--- CHALLENGE ---
Give all the lines below again, exactly, with no pictures.
⁂
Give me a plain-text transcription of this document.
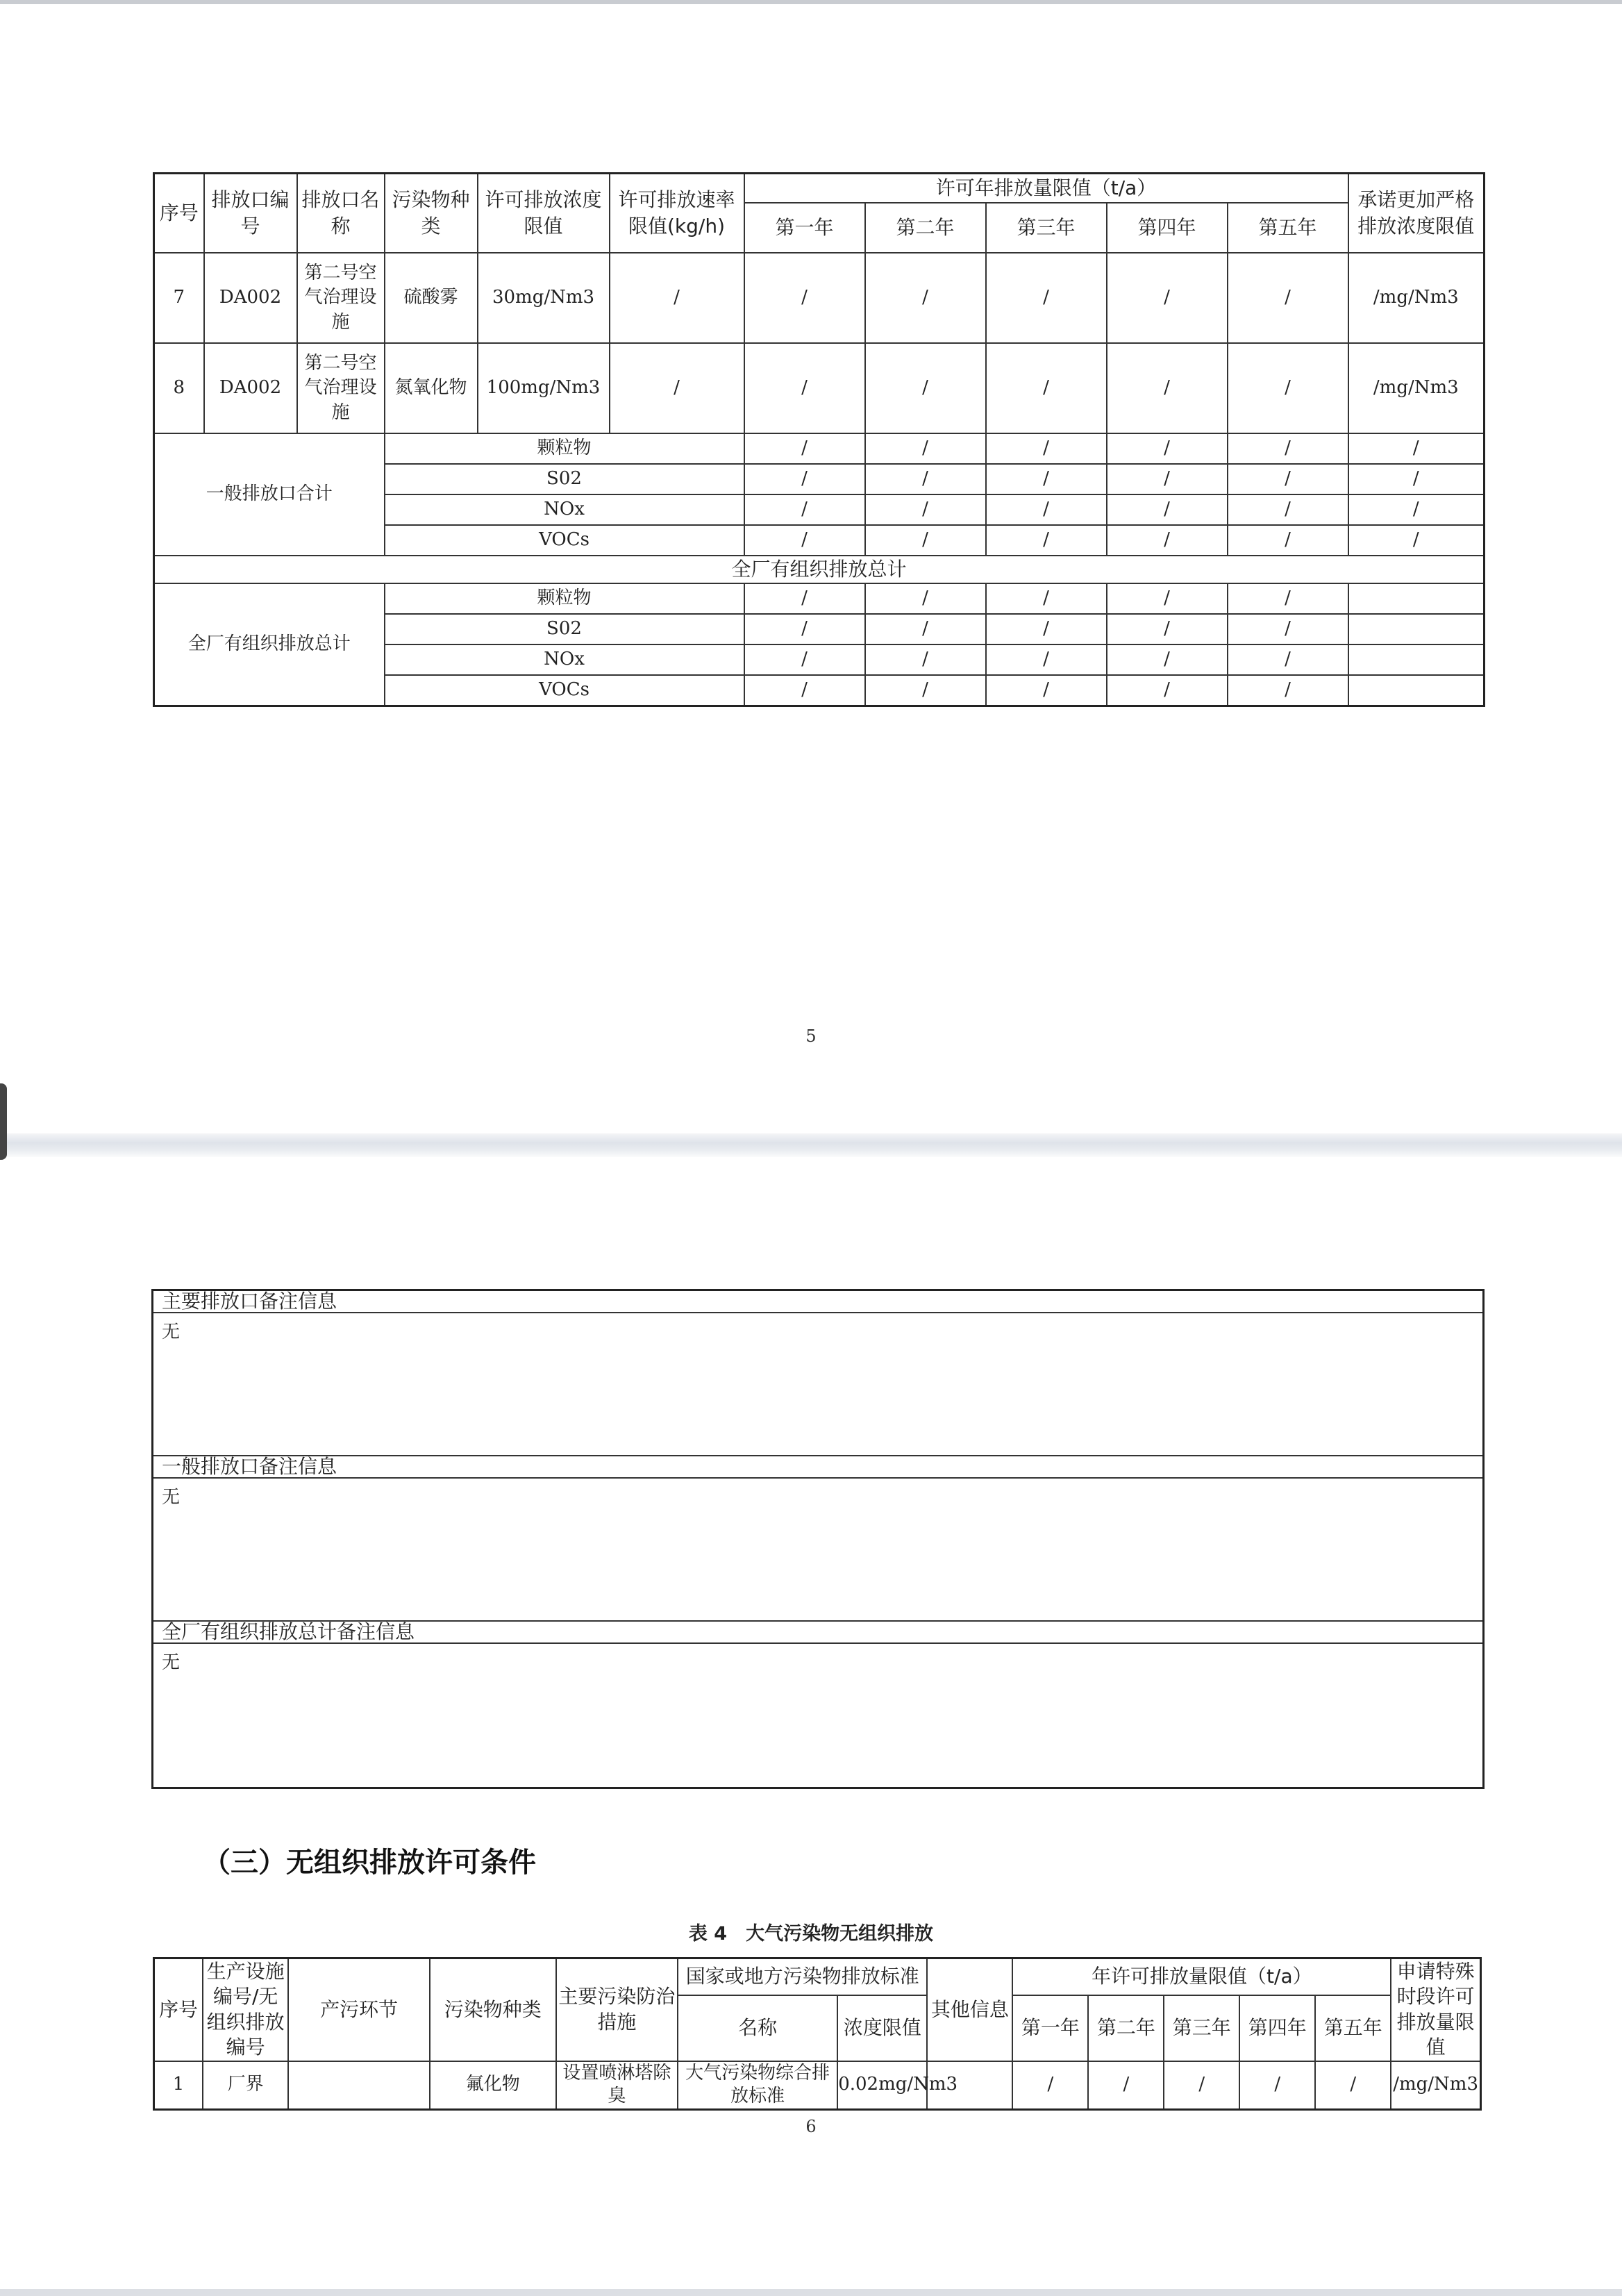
序号	排放口编号	排放口名称	污染物种类	许可排放浓度限值	许可排放速率限值(kg/h)	许可年排放量限值（t/a）					承诺更加严格排放浓度限值
						第一年	第二年	第三年	第四年	第五年	
7	DA002	第二号空气治理设施	硫酸雾	30mg/Nm3	/	/	/	/	/	/	/mg/Nm3
8	DA002	第二号空气治理设施	氮氧化物	100mg/Nm3	/	/	/	/	/	/	/mg/Nm3
一般排放口合计			颗粒物			/	/	/	/	/	/
			S02			/	/	/	/	/	/
			NOx			/	/	/	/	/	/
			VOCs			/	/	/	/	/	/
全厂有组织排放总计											
全厂有组织排放总计			颗粒物			/	/	/	/	/	
			S02			/	/	/	/	/	
			NOx			/	/	/	/	/	
			VOCs			/	/	/	/	/	
5
主要排放口备注信息
无
一般排放口备注信息
无
全厂有组织排放总计备注信息
无
（三）无组织排放许可条件
表 4　大气污染物无组织排放
序号	生产设施编号/无组织排放编号	产污环节	污染物种类	主要污染防治措施	国家或地方污染物排放标准		其他信息	年许可排放量限值（t/a）					申请特殊时段许可排放量限值
					名称	浓度限值		第一年	第二年	第三年	第四年	第五年	
1	厂界		氟化物	设置喷淋塔除臭	大气污染物综合排放标准	0.02mg/Nm3		/	/	/	/	/	/mg/Nm3
6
⁂
--- THE REPLY ---
Give me a plain-text transcription of this document.
序号	排放口编号	排放口名称	污染物种类	许可排放浓度限值	许可排放速率限值(kg/h)	许可年排放量限值（t/a）					承诺更加严格排放浓度限值
						第一年	第二年	第三年	第四年	第五年	
7	DA002	第二号空气治理设施	硫酸雾	30mg/Nm3	/	/	/	/	/	/	/mg/Nm3
8	DA002	第二号空气治理设施	氮氧化物	100mg/Nm3	/	/	/	/	/	/	/mg/Nm3
一般排放口合计			颗粒物			/	/	/	/	/	/
			S02			/	/	/	/	/	/
			NOx			/	/	/	/	/	/
			VOCs			/	/	/	/	/	/
全厂有组织排放总计											
全厂有组织排放总计			颗粒物			/	/	/	/	/	
			S02			/	/	/	/	/	
			NOx			/	/	/	/	/	
			VOCs			/	/	/	/	/	
5
主要排放口备注信息
无
一般排放口备注信息
无
全厂有组织排放总计备注信息
无
（三）无组织排放许可条件
表 4　大气污染物无组织排放
序号	生产设施编号/无组织排放编号	产污环节	污染物种类	主要污染防治措施	国家或地方污染物排放标准		其他信息	年许可排放量限值（t/a）					申请特殊时段许可排放量限值
					名称	浓度限值		第一年	第二年	第三年	第四年	第五年	
1	厂界		氟化物	设置喷淋塔除臭	大气污染物综合排放标准	0.02mg/Nm3		/	/	/	/	/	/mg/Nm3
6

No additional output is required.